= WHAT IS BEING ASKED =
According to the passage on guideline quality, why would guidelines aimed at improving primary care benefit from a strong partnership with primary care providers? Answer in one to three sentences.

= PASSAGE TO READ =
The quality of the guidelines evaluated in this study was good to very good in four out of the six domains measured by the AGREE instrument. This evaluation is necessary to ensure that the guidelines are of good quality according to Boyd and colleagues' criteria. The domains with lower scores were: Stakeholder Involvement and Applicability. Guidelines devoted to improved quality of primary care would certainly benefit from a strong partnership with primary care providers in charge of applying the guidelines and this is especially of concern due to the high prevalence of chronic diseases in this setting. The low scores of those two criteria call for a more pragmatic way of elaborating and formulating guidelines in order to better fit the needs of targeted users. There is no use for a guideline if its implementation into practice is not facilitated and does not entail a shift of paradigm from the more disease-oriented guideline developers to the more patient-oriented users [38, 39]. The Scope and Purpose, and Clarity and Presentation domains obtained very good scores; this, along with the good scores of the Rigor of Development domain, speaks well to the scientific quality and validity of guidelines that is the hallmark of Canadian research.

= DATA SECTION =
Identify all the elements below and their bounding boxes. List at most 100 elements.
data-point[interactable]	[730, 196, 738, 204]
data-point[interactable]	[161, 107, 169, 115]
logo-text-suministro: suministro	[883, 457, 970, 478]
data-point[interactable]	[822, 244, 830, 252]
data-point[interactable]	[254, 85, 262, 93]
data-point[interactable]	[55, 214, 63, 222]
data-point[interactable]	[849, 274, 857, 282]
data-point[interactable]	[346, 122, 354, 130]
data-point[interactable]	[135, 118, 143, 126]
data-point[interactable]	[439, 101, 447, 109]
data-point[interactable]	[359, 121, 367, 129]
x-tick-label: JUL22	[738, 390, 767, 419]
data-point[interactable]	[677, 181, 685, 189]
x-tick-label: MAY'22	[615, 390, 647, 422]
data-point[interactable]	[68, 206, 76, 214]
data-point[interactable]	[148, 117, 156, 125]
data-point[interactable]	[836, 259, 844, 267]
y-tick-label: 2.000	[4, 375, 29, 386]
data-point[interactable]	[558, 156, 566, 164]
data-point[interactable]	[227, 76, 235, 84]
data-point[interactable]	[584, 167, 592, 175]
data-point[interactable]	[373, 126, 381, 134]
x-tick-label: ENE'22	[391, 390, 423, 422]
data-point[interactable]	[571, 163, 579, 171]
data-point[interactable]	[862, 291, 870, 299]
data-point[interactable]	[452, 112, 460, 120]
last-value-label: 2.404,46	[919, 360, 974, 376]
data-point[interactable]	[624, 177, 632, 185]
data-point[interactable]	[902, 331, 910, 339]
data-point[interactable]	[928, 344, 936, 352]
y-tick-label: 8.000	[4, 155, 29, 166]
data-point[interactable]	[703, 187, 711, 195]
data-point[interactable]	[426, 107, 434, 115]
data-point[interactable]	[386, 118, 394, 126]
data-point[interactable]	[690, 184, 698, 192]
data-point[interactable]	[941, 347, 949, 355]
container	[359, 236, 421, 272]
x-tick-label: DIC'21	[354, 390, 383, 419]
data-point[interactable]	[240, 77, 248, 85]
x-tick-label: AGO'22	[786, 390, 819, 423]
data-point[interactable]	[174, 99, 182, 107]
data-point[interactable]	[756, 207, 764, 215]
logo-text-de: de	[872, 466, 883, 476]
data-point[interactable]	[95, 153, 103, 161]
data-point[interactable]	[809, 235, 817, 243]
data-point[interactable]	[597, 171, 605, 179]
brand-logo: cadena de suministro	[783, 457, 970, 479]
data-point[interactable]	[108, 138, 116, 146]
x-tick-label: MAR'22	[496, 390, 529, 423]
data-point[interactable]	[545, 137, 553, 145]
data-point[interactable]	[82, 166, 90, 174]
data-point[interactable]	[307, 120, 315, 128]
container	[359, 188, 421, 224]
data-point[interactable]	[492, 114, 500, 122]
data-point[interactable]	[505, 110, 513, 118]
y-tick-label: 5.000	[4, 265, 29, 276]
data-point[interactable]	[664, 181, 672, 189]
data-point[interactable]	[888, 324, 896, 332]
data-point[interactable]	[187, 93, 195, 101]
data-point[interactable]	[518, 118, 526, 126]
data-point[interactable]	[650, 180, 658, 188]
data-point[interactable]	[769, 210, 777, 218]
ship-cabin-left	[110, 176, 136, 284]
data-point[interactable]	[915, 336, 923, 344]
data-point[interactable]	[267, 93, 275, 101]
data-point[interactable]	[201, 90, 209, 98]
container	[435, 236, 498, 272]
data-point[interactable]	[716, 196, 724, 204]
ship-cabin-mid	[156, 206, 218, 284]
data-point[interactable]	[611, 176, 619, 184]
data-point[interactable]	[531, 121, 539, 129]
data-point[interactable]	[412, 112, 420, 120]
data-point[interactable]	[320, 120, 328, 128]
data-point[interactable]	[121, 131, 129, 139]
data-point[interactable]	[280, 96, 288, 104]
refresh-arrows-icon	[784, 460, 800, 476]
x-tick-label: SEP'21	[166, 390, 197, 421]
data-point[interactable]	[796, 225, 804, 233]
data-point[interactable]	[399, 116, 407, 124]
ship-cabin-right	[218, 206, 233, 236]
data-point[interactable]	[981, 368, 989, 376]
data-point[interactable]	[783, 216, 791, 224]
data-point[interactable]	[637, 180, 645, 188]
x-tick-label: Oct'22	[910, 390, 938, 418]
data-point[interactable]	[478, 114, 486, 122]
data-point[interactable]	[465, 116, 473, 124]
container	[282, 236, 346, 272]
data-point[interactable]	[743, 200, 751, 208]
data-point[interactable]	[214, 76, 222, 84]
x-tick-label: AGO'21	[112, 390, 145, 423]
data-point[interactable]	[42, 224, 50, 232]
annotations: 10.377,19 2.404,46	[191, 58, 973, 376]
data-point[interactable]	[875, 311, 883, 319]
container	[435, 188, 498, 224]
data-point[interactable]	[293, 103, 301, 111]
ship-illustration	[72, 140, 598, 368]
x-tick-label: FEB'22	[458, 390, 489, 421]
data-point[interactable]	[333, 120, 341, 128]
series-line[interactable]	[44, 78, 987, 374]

= TASK ANSWER =
Primary care providers are the ones in charge of applying the guidelines. This matters especially because chronic diseases are highly prevalent in primary care.